## Task brief
Report, word for word, every line of the material that contains "sidan".

## Entries shown
────
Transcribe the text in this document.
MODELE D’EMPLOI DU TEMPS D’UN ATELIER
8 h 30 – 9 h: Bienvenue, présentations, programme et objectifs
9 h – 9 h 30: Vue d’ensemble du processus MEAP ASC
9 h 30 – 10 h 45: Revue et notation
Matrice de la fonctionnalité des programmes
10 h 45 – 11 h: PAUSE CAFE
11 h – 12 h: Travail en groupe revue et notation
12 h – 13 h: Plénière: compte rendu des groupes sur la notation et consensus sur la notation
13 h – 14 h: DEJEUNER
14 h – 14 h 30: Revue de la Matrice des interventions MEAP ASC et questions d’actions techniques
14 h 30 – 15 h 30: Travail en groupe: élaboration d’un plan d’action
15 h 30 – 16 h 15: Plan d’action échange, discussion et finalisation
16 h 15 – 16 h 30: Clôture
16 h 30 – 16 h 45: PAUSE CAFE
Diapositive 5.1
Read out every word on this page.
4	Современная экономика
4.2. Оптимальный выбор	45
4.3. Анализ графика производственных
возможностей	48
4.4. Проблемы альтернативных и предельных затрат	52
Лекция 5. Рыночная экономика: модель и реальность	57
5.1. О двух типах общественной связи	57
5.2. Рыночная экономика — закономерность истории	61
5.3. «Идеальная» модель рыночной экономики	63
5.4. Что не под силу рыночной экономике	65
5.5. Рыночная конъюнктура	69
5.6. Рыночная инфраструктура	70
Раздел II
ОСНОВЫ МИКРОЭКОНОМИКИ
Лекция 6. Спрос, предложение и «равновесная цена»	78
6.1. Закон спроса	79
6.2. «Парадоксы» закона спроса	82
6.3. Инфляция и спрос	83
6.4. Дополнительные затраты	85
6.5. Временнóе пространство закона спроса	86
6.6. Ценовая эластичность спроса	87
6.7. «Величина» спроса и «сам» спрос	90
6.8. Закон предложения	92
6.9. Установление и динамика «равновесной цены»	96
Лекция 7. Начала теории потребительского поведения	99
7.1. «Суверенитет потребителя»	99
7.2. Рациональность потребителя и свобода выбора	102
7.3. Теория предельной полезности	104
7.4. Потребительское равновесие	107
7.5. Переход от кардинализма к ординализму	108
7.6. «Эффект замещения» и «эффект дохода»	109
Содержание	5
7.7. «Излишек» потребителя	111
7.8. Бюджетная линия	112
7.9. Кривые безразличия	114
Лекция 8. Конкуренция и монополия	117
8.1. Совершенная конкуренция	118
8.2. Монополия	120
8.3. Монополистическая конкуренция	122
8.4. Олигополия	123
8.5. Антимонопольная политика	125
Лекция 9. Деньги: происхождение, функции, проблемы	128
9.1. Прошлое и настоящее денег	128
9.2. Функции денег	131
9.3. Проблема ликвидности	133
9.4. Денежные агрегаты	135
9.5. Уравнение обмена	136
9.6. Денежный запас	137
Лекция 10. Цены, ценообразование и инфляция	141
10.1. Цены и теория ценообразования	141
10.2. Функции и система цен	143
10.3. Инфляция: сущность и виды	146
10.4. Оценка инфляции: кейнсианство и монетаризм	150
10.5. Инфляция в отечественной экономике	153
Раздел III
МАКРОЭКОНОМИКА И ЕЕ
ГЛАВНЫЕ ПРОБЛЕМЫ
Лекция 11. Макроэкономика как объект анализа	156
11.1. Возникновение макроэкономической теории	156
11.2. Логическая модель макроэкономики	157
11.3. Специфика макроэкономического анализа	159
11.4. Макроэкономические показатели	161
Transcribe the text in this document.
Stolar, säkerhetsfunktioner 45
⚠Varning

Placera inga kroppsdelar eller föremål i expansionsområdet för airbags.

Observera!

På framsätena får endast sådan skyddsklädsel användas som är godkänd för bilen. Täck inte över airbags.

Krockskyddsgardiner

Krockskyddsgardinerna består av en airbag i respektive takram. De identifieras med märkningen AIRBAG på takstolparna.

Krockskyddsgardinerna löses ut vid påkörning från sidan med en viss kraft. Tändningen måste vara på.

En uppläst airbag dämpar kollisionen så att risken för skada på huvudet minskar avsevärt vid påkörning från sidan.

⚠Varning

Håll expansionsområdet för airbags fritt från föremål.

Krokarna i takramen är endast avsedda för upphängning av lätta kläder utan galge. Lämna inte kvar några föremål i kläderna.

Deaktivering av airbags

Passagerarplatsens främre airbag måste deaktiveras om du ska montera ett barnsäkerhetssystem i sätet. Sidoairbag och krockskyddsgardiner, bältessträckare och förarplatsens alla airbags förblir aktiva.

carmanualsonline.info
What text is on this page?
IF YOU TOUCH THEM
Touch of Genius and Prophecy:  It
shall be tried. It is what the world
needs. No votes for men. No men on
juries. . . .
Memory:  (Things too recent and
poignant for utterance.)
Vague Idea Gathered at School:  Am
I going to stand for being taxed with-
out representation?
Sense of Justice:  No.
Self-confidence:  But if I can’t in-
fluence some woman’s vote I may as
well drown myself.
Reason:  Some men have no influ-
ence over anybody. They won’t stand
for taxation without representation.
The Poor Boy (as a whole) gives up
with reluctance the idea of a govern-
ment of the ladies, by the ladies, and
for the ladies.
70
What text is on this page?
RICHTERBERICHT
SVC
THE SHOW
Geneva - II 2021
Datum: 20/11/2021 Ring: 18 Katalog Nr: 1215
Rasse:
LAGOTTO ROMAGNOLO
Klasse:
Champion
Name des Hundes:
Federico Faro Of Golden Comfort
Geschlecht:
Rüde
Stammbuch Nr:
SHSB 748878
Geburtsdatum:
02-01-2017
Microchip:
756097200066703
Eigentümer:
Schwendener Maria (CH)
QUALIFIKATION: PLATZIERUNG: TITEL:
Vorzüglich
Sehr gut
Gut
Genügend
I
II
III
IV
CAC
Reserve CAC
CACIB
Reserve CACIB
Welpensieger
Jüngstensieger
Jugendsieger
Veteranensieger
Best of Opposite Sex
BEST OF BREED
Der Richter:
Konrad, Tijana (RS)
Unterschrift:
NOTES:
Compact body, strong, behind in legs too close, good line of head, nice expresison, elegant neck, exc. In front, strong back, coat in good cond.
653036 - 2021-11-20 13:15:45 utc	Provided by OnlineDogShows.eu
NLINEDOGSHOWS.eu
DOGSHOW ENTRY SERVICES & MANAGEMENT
────
## Task answer
Krockskyddsgardinerna löses ut vid påkörning från sidan med en viss kraft. Tändningen måste vara på.
En uppläst airbag dämpar kollisionen så att risken för skada på huvudet minskar avsevärt vid påkörning från sidan.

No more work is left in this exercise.